Exercise: Extract and list every line that contains the word "oscillation".

Records for this exercise:
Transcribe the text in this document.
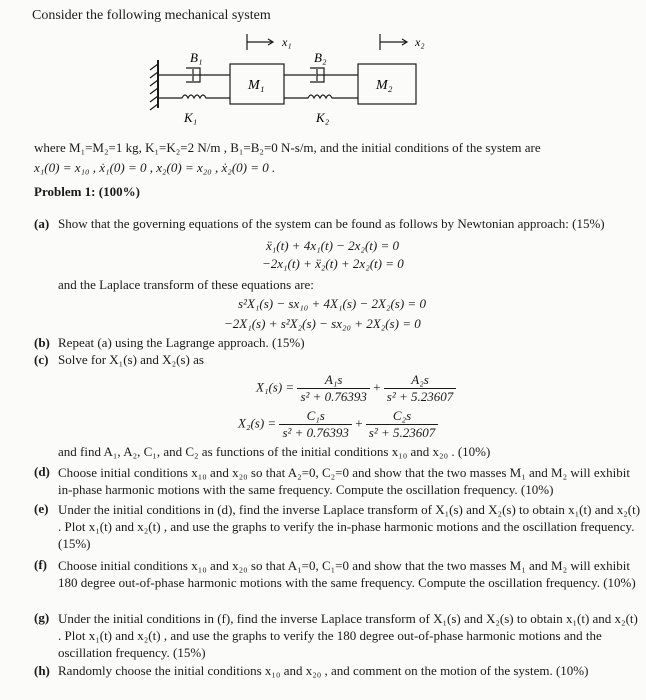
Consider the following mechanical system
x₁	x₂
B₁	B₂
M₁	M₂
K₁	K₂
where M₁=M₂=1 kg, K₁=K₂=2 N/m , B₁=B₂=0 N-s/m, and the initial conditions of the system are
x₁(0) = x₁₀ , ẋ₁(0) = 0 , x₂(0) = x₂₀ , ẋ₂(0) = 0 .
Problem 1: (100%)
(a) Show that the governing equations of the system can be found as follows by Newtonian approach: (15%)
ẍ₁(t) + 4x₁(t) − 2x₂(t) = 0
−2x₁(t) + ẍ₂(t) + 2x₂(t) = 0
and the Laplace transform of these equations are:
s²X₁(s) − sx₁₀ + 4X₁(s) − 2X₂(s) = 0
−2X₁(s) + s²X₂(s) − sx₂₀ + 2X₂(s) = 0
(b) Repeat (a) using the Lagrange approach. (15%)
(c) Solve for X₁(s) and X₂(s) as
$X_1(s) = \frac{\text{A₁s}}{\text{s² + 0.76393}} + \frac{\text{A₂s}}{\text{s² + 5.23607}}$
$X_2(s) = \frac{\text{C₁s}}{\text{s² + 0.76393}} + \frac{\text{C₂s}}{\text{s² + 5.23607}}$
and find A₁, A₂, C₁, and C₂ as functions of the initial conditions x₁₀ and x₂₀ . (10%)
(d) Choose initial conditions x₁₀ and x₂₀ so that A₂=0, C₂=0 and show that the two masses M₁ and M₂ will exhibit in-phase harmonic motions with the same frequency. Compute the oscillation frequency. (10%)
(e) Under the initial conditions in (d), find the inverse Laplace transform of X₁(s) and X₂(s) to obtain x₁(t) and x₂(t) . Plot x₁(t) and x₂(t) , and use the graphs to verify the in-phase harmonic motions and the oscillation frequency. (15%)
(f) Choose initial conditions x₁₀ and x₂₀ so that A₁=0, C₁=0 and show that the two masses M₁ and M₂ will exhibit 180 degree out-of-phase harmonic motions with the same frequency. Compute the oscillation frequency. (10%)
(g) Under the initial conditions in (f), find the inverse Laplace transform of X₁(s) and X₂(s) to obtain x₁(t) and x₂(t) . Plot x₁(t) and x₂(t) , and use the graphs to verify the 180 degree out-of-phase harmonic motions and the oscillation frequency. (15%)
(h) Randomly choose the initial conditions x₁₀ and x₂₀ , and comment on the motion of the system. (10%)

==

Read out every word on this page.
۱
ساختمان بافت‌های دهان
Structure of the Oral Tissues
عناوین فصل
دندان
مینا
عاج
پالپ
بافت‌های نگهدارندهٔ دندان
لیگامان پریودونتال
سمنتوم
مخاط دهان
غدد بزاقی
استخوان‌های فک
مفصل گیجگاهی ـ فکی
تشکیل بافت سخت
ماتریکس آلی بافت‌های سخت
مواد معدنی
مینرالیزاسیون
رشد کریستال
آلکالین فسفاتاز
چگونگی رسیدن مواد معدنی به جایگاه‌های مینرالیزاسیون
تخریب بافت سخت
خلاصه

...

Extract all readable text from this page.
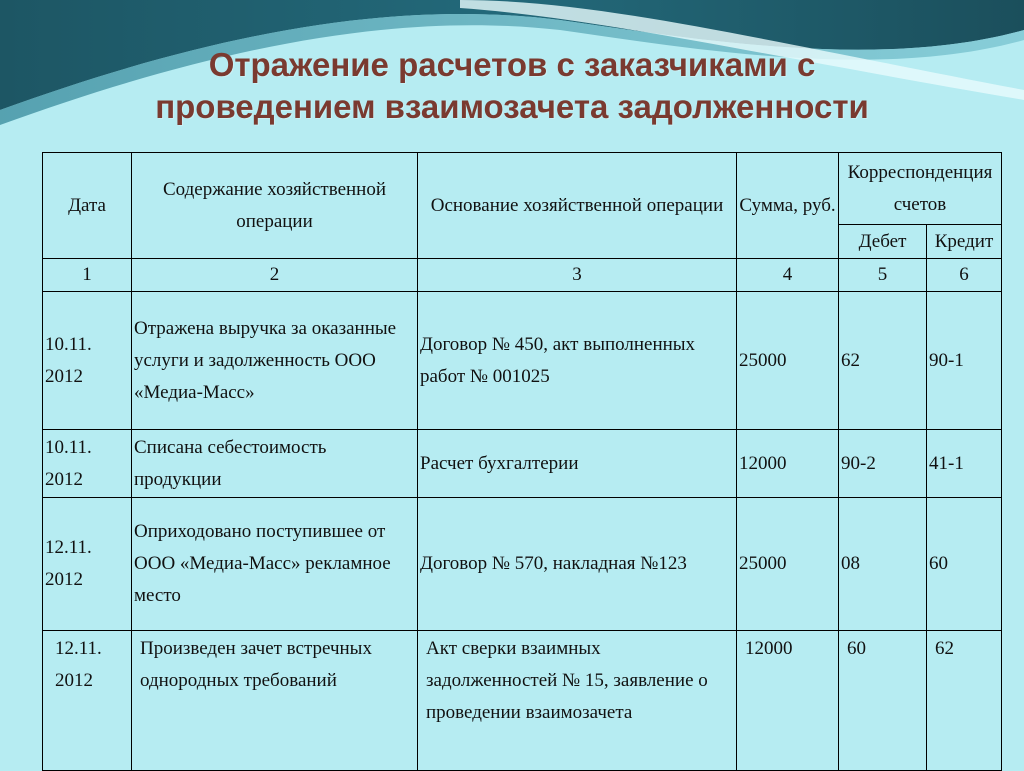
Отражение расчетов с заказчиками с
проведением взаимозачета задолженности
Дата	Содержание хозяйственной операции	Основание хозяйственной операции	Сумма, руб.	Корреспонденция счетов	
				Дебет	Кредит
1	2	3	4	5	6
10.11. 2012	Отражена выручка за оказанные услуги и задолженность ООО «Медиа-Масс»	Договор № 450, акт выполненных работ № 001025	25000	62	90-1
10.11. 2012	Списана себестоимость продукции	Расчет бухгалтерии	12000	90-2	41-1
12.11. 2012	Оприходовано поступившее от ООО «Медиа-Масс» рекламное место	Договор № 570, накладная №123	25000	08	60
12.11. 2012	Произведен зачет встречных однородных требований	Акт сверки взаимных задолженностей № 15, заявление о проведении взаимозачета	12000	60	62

Reply to the exercise:
(d) Choose initial conditions x₁₀ and x₂₀ so that A₂=0, C₂=0 and show that the two masses M₁ and M₂ will exhibit in-phase harmonic motions with the same frequency. Compute the oscillation frequency. (10%)
(e) Under the initial conditions in (d), find the inverse Laplace transform of X₁(s) and X₂(s) to obtain x₁(t) and x₂(t) . Plot x₁(t) and x₂(t) , and use the graphs to verify the in-phase harmonic motions and the oscillation frequency. (15%)
(f) Choose initial conditions x₁₀ and x₂₀ so that A₁=0, C₁=0 and show that the two masses M₁ and M₂ will exhibit 180 degree out-of-phase harmonic motions with the same frequency. Compute the oscillation frequency. (10%)
(g) Under the initial conditions in (f), find the inverse Laplace transform of X₁(s) and X₂(s) to obtain x₁(t) and x₂(t) . Plot x₁(t) and x₂(t) , and use the graphs to verify the 180 degree out-of-phase harmonic motions and the oscillation frequency. (15%)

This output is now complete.